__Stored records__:
** START **
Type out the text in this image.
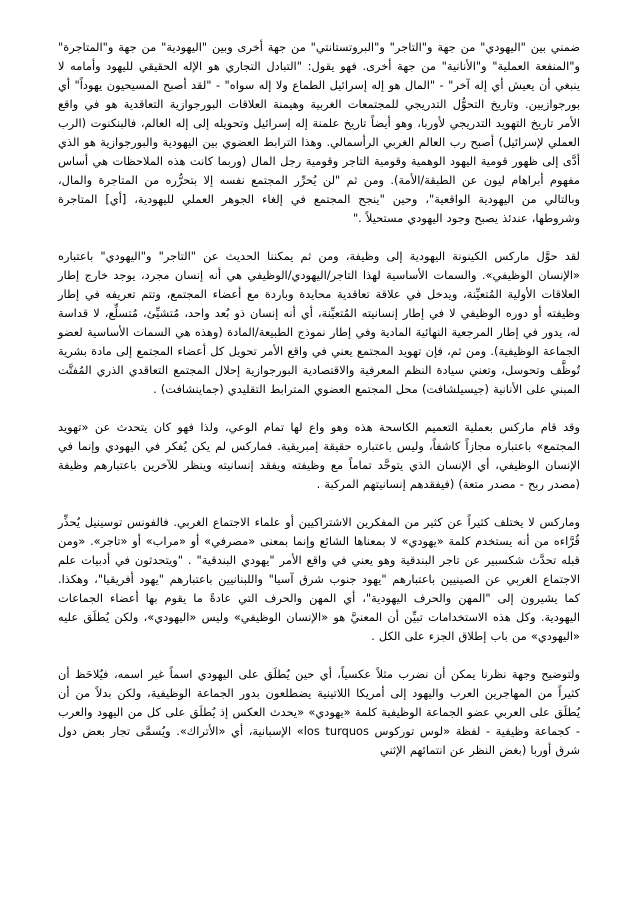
ضمني بين "اليهودي" من جهة و"التاجر" و"البروتستانتي" من جهة أخرى وبين "اليهودية" من جهة و"المتاجرة" و"المنفعة العملية" و"الأنانية" من جهة أخرى. فهو يقول: "التبادل التجاري هو الإله الحقيقي لليهود وأمامه لا ينبغي أن يعيش أي إله آخر" - "المال هو إله إسرائيل الطماع ولا إله سواه" - "لقد أصبح المسيحيون يهوداً" أي بورجوازيين. وتاريخ التحوُّل التدريجي للمجتمعات الغربية وهيمنة العلاقات البورجوازية التعاقدية هو في واقع الأمر تاريخ التهويد التدريجي لأوربا، وهو أيضاً تاريخ علمنة إله إسرائيل وتحويله إلى إله العالم، فالبنكنوت (الرب العملي لإسرائيل) أصبح رب العالم الغربي الرأسمالي. وهذا الترابط العضوي بين اليهودية والبورجوازية هو الذي أدَّى إلى ظهور قومية اليهود الوهمية وقومية التاجر وقومية رجل المال (وربما كانت هذه الملاحظات هي أساس مفهوم أبراهام ليون عن الطبقة/الأمة). ومن ثم "لن يُحرِّر المجتمع نفسه إلا بتحرُّره من المتاجرة والمال، وبالتالي من اليهودية الواقعية"، وحين "ينجح المجتمع في إلغاء الجوهر العملي لليهودية، [أي] المتاجرة وشروطها، عندئذ يصبح وجود اليهودي مستحيلاً ."

لقد حوَّل ماركس الكينونة اليهودية إلى وظيفة، ومن ثم يمكننا الحديث عن "التاجر" و"اليهودي" باعتباره «الإنسان الوظيفي». والسمات الأساسية لهذا التاجر/اليهودي/الوظيفي هي أنه إنسان مجرد، يوجد خارج إطار العلاقات الأولية المُتعيِّنة، ويدخل في علاقة تعاقدية محايدة وباردة مع أعضاء المجتمع، وتتم تعريفه في إطار وظيفته أو دوره الوظيفي لا في إطار إنسانيته المُتعيِّنة، أي أنه إنسان ذو بُعد واحد، مُتشيِّئ، مُتسلِّع، لا قداسة له، يدور في إطار المرجعية النهائية المادية وفي إطار نموذج الطبيعة/المادة (وهذه هي السمات الأساسية لعضو الجماعة الوظيفية). ومن ثم، فإن تهويد المجتمع يعني في واقع الأمر تحويل كل أعضاء المجتمع إلى مادة بشرية تُوظَّف وتحوسل، وتعني سيادة النظم المعرفية والاقتصادية البورجوازية إحلال المجتمع التعاقدي الذري المُفتَّت المبني على الأنانية (جيسيلشافت) محل المجتمع العضوي المترابط التقليدي (جماينشافت) .

وقد قام ماركس بعملية التعميم الكاسحة هذه وهو واع لها تمام الوعي، ولذا فهو كان يتحدث عن «تهويد المجتمع» باعتباره مجازاً كاشفاً، وليس باعتباره حقيقة إمبريقية. فماركس لم يكن يُفكر في اليهودي وإنما في الإنسان الوظيفي، أي الإنسان الذي يتوحَّد تماماً مع وظيفته ويفقد إنسانيته وينظر للآخرين باعتبارهم وظيفة (مصدر ربح - مصدر متعة) (فيفقدهم إنسانيتهم المركبة .

وماركس لا يختلف كثيراً عن كثير من المفكرين الاشتراكيين أو علماء الاجتماع الغربي. فالفونس توسينيل يُحذِّر قُرَّاءه من أنه يستخدم كلمة «يهودي» لا بمعناها الشائع وإنما بمعنى «مصرفي» أو «مراب» أو «تاجر». «ومن قبله تحدَّث شكسبير عن تاجر البندقية وهو يعني في واقع الأمر "يهودي البندقية" . "ويتحدثون في أدبيات علم الاجتماع الغربي عن الصينيين باعتبارهم "يهود جنوب شرق آسيا" واللبنانيين باعتبارهم "يهود أفريقيا"، وهكذا. كما يشيرون إلى "المهن والحرف اليهودية"، أي المهن والحرف التي عادةً ما يقوم بها أعضاء الجماعات اليهودية. وكل هذه الاستخدامات تبيِّن أن المعنيَّ هو «الإنسان الوظيفي» وليس «اليهودي»، ولكن يُطلَق عليه «اليهودي» من باب إطلاق الجزء على الكل .

ولتوضيح وجهة نظرنا يمكن أن نضرب مثلاً عكسياً، أي حين يُطلَق على اليهودي اسماً غير اسمه، فيُلاحَظ أن كثيراً من المهاجرين العرب واليهود إلى أمريكا اللاتينية يضطلعون بدور الجماعة الوظيفية، ولكن بدلاً من أن يُطلَق على العربي عضو الجماعة الوظيفية كلمة «يهودي» «يحدث العكس إذ يُطلَق على كل من اليهود والعرب - كجماعة وظيفية - لفظة «لوس توركوس los turquos» الإسبانية، أي «الأتراك». ويُسمَّى تجار بعض دول شرق أوربا (بغض النظر عن انتمائهم الإثني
** END **
__Task brief__: All of the entries above should be duplicated exactly, except for the pictures.

__The reply__:
Type out the text in this image.
ضمني بين "اليهودي" من جهة و"التاجر" و"البروتستانتي" من جهة أخرى وبين "اليهودية" من جهة و"المتاجرة" و"المنفعة العملية" و"الأنانية" من جهة أخرى. فهو يقول: "التبادل التجاري هو الإله الحقيقي لليهود وأمامه لا ينبغي أن يعيش أي إله آخر" - "المال هو إله إسرائيل الطماع ولا إله سواه" - "لقد أصبح المسيحيون يهوداً" أي بورجوازيين. وتاريخ التحوُّل التدريجي للمجتمعات الغربية وهيمنة العلاقات البورجوازية التعاقدية هو في واقع الأمر تاريخ التهويد التدريجي لأوربا، وهو أيضاً تاريخ علمنة إله إسرائيل وتحويله إلى إله العالم، فالبنكنوت (الرب العملي لإسرائيل) أصبح رب العالم الغربي الرأسمالي. وهذا الترابط العضوي بين اليهودية والبورجوازية هو الذي أدَّى إلى ظهور قومية اليهود الوهمية وقومية التاجر وقومية رجل المال (وربما كانت هذه الملاحظات هي أساس مفهوم أبراهام ليون عن الطبقة/الأمة). ومن ثم "لن يُحرِّر المجتمع نفسه إلا بتحرُّره من المتاجرة والمال، وبالتالي من اليهودية الواقعية"، وحين "ينجح المجتمع في إلغاء الجوهر العملي لليهودية، [أي] المتاجرة وشروطها، عندئذ يصبح وجود اليهودي مستحيلاً ."

لقد حوَّل ماركس الكينونة اليهودية إلى وظيفة، ومن ثم يمكننا الحديث عن "التاجر" و"اليهودي" باعتباره «الإنسان الوظيفي». والسمات الأساسية لهذا التاجر/اليهودي/الوظيفي هي أنه إنسان مجرد، يوجد خارج إطار العلاقات الأولية المُتعيِّنة، ويدخل في علاقة تعاقدية محايدة وباردة مع أعضاء المجتمع، وتتم تعريفه في إطار وظيفته أو دوره الوظيفي لا في إطار إنسانيته المُتعيِّنة، أي أنه إنسان ذو بُعد واحد، مُتشيِّئ، مُتسلِّع، لا قداسة له، يدور في إطار المرجعية النهائية المادية وفي إطار نموذج الطبيعة/المادة (وهذه هي السمات الأساسية لعضو الجماعة الوظيفية). ومن ثم، فإن تهويد المجتمع يعني في واقع الأمر تحويل كل أعضاء المجتمع إلى مادة بشرية تُوظَّف وتحوسل، وتعني سيادة النظم المعرفية والاقتصادية البورجوازية إحلال المجتمع التعاقدي الذري المُفتَّت المبني على الأنانية (جيسيلشافت) محل المجتمع العضوي المترابط التقليدي (جماينشافت) .

وقد قام ماركس بعملية التعميم الكاسحة هذه وهو واع لها تمام الوعي، ولذا فهو كان يتحدث عن «تهويد المجتمع» باعتباره مجازاً كاشفاً، وليس باعتباره حقيقة إمبريقية. فماركس لم يكن يُفكر في اليهودي وإنما في الإنسان الوظيفي، أي الإنسان الذي يتوحَّد تماماً مع وظيفته ويفقد إنسانيته وينظر للآخرين باعتبارهم وظيفة (مصدر ربح - مصدر متعة) (فيفقدهم إنسانيتهم المركبة .

وماركس لا يختلف كثيراً عن كثير من المفكرين الاشتراكيين أو علماء الاجتماع الغربي. فالفونس توسينيل يُحذِّر قُرَّاءه من أنه يستخدم كلمة «يهودي» لا بمعناها الشائع وإنما بمعنى «مصرفي» أو «مراب» أو «تاجر». «ومن قبله تحدَّث شكسبير عن تاجر البندقية وهو يعني في واقع الأمر "يهودي البندقية" . "ويتحدثون في أدبيات علم الاجتماع الغربي عن الصينيين باعتبارهم "يهود جنوب شرق آسيا" واللبنانيين باعتبارهم "يهود أفريقيا"، وهكذا. كما يشيرون إلى "المهن والحرف اليهودية"، أي المهن والحرف التي عادةً ما يقوم بها أعضاء الجماعات اليهودية. وكل هذه الاستخدامات تبيِّن أن المعنيَّ هو «الإنسان الوظيفي» وليس «اليهودي»، ولكن يُطلَق عليه «اليهودي» من باب إطلاق الجزء على الكل .

ولتوضيح وجهة نظرنا يمكن أن نضرب مثلاً عكسياً، أي حين يُطلَق على اليهودي اسماً غير اسمه، فيُلاحَظ أن كثيراً من المهاجرين العرب واليهود إلى أمريكا اللاتينية يضطلعون بدور الجماعة الوظيفية، ولكن بدلاً من أن يُطلَق على العربي عضو الجماعة الوظيفية كلمة «يهودي» «يحدث العكس إذ يُطلَق على كل من اليهود والعرب - كجماعة وظيفية - لفظة «لوس توركوس los turquos» الإسبانية، أي «الأتراك». ويُسمَّى تجار بعض دول شرق أوربا (بغض النظر عن انتمائهم الإثني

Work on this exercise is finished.